■ Problem ■
Each record must be reproduced exactly as it is shown.
----- Input for this task
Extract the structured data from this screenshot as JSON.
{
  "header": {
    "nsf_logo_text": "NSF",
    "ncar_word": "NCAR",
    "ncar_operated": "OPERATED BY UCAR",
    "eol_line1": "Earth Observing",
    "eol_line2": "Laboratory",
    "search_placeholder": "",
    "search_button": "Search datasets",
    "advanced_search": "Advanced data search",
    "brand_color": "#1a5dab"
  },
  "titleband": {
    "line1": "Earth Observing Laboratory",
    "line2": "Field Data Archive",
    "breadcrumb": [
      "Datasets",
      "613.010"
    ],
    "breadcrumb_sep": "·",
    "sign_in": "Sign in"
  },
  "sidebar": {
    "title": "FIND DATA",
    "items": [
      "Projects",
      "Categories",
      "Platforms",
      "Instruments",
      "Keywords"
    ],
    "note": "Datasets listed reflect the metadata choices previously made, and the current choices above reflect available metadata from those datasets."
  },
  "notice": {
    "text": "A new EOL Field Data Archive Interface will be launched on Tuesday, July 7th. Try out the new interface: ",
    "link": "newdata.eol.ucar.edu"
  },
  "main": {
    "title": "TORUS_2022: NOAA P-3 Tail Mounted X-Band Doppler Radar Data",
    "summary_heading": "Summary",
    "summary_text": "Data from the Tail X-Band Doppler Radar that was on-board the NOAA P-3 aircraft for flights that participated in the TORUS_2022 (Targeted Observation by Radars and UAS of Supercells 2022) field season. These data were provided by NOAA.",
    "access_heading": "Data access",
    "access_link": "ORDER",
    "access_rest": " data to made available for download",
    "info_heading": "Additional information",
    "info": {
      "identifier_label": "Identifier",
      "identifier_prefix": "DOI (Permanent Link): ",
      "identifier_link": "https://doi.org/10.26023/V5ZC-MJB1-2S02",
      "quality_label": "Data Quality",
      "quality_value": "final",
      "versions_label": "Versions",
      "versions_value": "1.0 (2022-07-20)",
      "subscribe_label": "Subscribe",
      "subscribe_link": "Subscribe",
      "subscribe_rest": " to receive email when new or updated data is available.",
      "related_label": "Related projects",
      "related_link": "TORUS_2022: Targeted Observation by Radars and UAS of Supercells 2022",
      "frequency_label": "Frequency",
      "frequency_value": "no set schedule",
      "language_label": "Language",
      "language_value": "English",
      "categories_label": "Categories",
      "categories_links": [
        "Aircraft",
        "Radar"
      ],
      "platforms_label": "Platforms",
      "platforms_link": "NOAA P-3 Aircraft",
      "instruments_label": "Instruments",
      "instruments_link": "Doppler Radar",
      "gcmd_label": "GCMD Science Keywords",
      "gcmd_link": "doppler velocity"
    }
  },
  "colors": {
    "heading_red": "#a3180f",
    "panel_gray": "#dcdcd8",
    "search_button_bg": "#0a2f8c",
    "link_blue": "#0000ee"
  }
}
----------
■ Correct response ■
Extract the structured data from this screenshot as JSON.
{
  "header": {
    "nsf_logo_text": "NSF",
    "ncar_word": "NCAR",
    "ncar_operated": "OPERATED BY UCAR",
    "eol_line1": "Earth Observing",
    "eol_line2": "Laboratory",
    "search_placeholder": "",
    "search_button": "Search datasets",
    "advanced_search": "Advanced data search",
    "brand_color": "#1a5dab"
  },
  "titleband": {
    "line1": "Earth Observing Laboratory",
    "line2": "Field Data Archive",
    "breadcrumb": [
      "Datasets",
      "613.010"
    ],
    "breadcrumb_sep": "·",
    "sign_in": "Sign in"
  },
  "sidebar": {
    "title": "FIND DATA",
    "items": [
      "Projects",
      "Categories",
      "Platforms",
      "Instruments",
      "Keywords"
    ],
    "note": "Datasets listed reflect the metadata choices previously made, and the current choices above reflect available metadata from those datasets."
  },
  "notice": {
    "text": "A new EOL Field Data Archive Interface will be launched on Tuesday, July 7th. Try out the new interface: ",
    "link": "newdata.eol.ucar.edu"
  },
  "main": {
    "title": "TORUS_2022: NOAA P-3 Tail Mounted X-Band Doppler Radar Data",
    "summary_heading": "Summary",
    "summary_text": "Data from the Tail X-Band Doppler Radar that was on-board the NOAA P-3 aircraft for flights that participated in the TORUS_2022 (Targeted Observation by Radars and UAS of Supercells 2022) field season. These data were provided by NOAA.",
    "access_heading": "Data access",
    "access_link": "ORDER",
    "access_rest": " data to made available for download",
    "info_heading": "Additional information",
    "info": {
      "identifier_label": "Identifier",
      "identifier_prefix": "DOI (Permanent Link): ",
      "identifier_link": "https://doi.org/10.26023/V5ZC-MJB1-2S02",
      "quality_label": "Data Quality",
      "quality_value": "final",
      "versions_label": "Versions",
      "versions_value": "1.0 (2022-07-20)",
      "subscribe_label": "Subscribe",
      "subscribe_link": "Subscribe",
      "subscribe_rest": " to receive email when new or updated data is available.",
      "related_label": "Related projects",
      "related_link": "TORUS_2022: Targeted Observation by Radars and UAS of Supercells 2022",
      "frequency_label": "Frequency",
      "frequency_value": "no set schedule",
      "language_label": "Language",
      "language_value": "English",
      "categories_label": "Categories",
      "categories_links": [
        "Aircraft",
        "Radar"
      ],
      "platforms_label": "Platforms",
      "platforms_link": "NOAA P-3 Aircraft",
      "instruments_label": "Instruments",
      "instruments_link": "Doppler Radar",
      "gcmd_label": "GCMD Science Keywords",
      "gcmd_link": "doppler velocity"
    }
  },
  "colors": {
    "heading_red": "#a3180f",
    "panel_gray": "#dcdcd8",
    "search_button_bg": "#0a2f8c",
    "link_blue": "#0000ee"
  }
}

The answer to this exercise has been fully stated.